== Text excerpt

Who is your helper? See this person.Thank them. Vow to become a helper to someone else in the future.
We have lookedat my backgground. Let's now look at some universal reasons why we all endure. Endurance is built into our system because under this skin is a galaxy of networks, a mysterious world of muscles, bones, veins, and organs which endure our turbulent emotional states, endure our tortured thoughts, endure our various and punitive diets, endure the torture of climate changes and home-uprootings, endure our lovelessness, endure our fertile negative imaginings and paranoias, endure our lovellessness, endure our tortured memories and traumatic secrets, endure our disrespect for authorities and bitterness toward everyone's good intention .
See your body in great detail. Clear it of all past endurances that hurt.
We artists love to create solutions to all of the above and in the late 60's there came into the art stream a group of creators who made Body Art. Many of us used endurance as a primary material for our work. Some of the reasons might be:
1.That endurance was a reaction against the linearity and dogmatism of minimal art.
2.That endurance artists were interested in leaving the world of buying and selling art, of making our work for each other, for ourselves, not for slick documents,mindless magazines, judging audiences or uncaring strangers.
3.That artists publically used the drugs of the day; marijuana, hashish, lsd, and peyote. Drugs which allowed them to hang out and endure for long periods of time in trance and altered states, as art.

====

Task requirements
1. Duplicate the passage on endurance and Body Art from "Who is your" to "good intention .".
2. In the passage on endurance and Body Art, what did many of the artists use as a primary material for their work?
3. Write the next part of the passage on endurance and Body Art, picking up after its last sentence.
You won't need the rows for anything here.

== Given entries

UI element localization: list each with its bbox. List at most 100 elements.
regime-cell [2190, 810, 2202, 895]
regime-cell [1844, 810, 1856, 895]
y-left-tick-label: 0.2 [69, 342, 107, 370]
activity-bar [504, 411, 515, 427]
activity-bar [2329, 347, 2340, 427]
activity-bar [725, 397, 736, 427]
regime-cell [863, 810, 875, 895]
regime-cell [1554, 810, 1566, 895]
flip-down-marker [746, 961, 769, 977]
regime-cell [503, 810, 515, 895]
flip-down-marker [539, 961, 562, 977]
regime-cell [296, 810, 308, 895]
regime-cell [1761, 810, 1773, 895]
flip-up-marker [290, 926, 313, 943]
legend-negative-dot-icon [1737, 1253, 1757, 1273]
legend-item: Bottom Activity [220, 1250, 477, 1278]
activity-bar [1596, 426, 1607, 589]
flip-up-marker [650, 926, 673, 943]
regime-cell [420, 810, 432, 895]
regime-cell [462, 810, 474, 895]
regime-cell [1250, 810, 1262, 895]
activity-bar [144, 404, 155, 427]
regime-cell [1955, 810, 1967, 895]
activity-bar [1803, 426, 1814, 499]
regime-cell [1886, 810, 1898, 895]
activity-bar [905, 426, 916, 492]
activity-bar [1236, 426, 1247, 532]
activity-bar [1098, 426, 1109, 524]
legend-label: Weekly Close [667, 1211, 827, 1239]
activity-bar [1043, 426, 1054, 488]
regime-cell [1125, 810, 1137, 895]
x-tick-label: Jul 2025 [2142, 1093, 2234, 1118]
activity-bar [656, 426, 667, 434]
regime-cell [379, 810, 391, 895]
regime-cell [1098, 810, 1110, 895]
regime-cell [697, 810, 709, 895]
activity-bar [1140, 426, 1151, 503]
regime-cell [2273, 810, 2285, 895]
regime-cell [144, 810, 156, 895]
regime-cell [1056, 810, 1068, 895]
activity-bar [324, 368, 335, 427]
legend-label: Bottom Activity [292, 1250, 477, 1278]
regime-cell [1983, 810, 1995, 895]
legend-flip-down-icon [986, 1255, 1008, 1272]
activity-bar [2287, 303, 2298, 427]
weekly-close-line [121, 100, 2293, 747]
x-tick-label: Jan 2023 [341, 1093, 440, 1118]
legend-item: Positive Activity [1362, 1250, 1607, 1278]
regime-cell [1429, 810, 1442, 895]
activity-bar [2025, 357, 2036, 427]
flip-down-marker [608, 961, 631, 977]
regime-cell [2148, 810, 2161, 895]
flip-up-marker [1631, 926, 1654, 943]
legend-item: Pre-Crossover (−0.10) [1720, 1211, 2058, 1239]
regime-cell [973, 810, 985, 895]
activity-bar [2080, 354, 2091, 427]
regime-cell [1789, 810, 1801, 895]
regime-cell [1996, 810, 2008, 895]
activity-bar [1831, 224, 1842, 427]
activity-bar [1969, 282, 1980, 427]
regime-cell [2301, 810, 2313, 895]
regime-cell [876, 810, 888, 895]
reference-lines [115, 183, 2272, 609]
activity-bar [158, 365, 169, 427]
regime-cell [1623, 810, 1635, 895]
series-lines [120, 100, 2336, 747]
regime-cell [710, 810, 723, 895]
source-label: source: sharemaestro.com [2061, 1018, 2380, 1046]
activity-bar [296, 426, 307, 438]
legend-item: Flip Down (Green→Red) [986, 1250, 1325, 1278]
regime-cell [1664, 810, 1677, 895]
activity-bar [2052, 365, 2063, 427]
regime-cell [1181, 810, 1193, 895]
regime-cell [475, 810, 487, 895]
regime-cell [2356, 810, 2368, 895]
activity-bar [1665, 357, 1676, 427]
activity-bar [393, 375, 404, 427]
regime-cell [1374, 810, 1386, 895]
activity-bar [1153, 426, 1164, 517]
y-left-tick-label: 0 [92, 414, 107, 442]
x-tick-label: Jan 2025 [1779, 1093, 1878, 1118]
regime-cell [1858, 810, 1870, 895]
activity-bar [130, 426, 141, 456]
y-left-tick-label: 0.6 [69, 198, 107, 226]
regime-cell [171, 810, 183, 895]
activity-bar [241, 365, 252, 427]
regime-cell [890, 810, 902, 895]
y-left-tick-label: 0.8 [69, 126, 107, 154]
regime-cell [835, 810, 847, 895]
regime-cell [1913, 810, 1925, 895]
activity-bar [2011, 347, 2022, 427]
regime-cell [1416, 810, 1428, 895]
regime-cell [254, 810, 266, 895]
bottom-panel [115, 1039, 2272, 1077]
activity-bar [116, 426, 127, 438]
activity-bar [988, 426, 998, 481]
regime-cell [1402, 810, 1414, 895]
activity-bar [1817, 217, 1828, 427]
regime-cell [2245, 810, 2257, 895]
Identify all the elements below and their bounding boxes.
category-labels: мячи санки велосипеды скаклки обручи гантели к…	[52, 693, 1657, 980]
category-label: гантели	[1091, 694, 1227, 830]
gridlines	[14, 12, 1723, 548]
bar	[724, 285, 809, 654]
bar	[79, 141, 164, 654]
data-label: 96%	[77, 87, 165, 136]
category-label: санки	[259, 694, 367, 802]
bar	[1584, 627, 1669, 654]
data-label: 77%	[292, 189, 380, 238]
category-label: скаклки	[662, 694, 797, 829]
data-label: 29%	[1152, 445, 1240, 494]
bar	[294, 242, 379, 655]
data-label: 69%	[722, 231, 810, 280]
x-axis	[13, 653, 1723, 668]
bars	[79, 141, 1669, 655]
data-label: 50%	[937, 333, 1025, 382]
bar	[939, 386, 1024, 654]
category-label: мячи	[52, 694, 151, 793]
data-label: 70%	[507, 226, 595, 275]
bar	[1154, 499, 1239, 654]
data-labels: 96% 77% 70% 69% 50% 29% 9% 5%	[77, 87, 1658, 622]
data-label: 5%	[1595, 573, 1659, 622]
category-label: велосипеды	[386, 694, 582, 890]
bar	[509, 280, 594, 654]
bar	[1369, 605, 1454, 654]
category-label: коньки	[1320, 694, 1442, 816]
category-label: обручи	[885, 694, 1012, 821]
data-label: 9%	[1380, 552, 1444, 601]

====

Replies
1.
Who is your helper? See this person.Thank them. Vow to become a helper to someone else in the future.
We have lookedat my backgground. Let's now look at some universal reasons why we all endure. Endurance is built into our system because under this skin is a galaxy of networks, a mysterious world of muscles, bones, veins, and organs which endure our turbulent emotional states, endure our tortured thoughts, endure our various and punitive diets, endure the torture of climate changes and home-uprootings, endure our lovelessness, endure our fertile negative imaginings and paranoias, endure our lovellessness, endure our tortured memories and traumatic secrets, endure our disrespect for authorities and bitterness toward everyone's good intention .

2. Endurance.

3.
4.That the womens' movement and civil rights movements inspired artists to experiment with issues of sensitivity training and consciousness-raising, as art.
5.That artists of the 60's formed deep bonds with both eastern spiritual teachers and with american Indian elders who helped us see and feel new ways of honoring and appreciating our bodies and the earth. These wise teachers taught us self-initiatory and risk-taking rituals which could be used to mark important passages. They introduced us to death-defying actions, risk-taking attitudes, and important maturity retreats. Later, once we learned from them, we translated the teachings into our performances. Now reality tv's souless translations of our experiments mirror our work but miss the inner meaning.
ENDURANCE AND WOMEN ARTISTS
There has always been division around gender. How did women "endure"? And men?
Performance art became the art ofchoice for women artists in the 70's since it offered a fluid, intuitive, healing, versatile, spontaneous and dynamic method akin to the physical waitings/endurings that women perform at childbirth and in the act/art of childraising.
Some women who endured:
Nancy Youdelman exaggerated;
Judy Chicago healed;
Carolee Schneemann liberated;
Hannah Wilke exposed;
Eleanor Antin satarized;
Annie Sprinkle shared;
Katren Finley raged;
Suzanne Lacy aged;
all of them used time and material in new ways and courageously forged ahead of a tired system of painting/sculpture current at that time.
MEN AND ENDURANCE
Men also played with time and initiated themselves but somewhat differently.
Joseph Beuys wrapped;
Tehching Hsieh deprived;
Chris Burden cruucified;
Terry Fox cured;
Richard Long walked;
Vito Acconci yanked;
Tom Marioni drank.
And not to confuse the issue,what about couples?
Alex and Alison Grey processed;
Marina Abromovic and Ulay stared;
Barbara Smith and past lovers embraced;
LindaMontano and Tehching Hsieh got roped.
Can you imagine how you would initiate yourself into a life passage? Write it, sing it, perform it , keep it secret but by allmeans BE SAFE!!
Or join an invisible internet community where travel, audience and appleause are non-existent.
My father once told me when I was complaining about a life issue....I think it was insurance prices....He said, "Life is hard enough. Don't make hard things harder." And in his year book his legacy is,SOMEONE WHO MAKES DIFFICULT THINGS SEEM EASY.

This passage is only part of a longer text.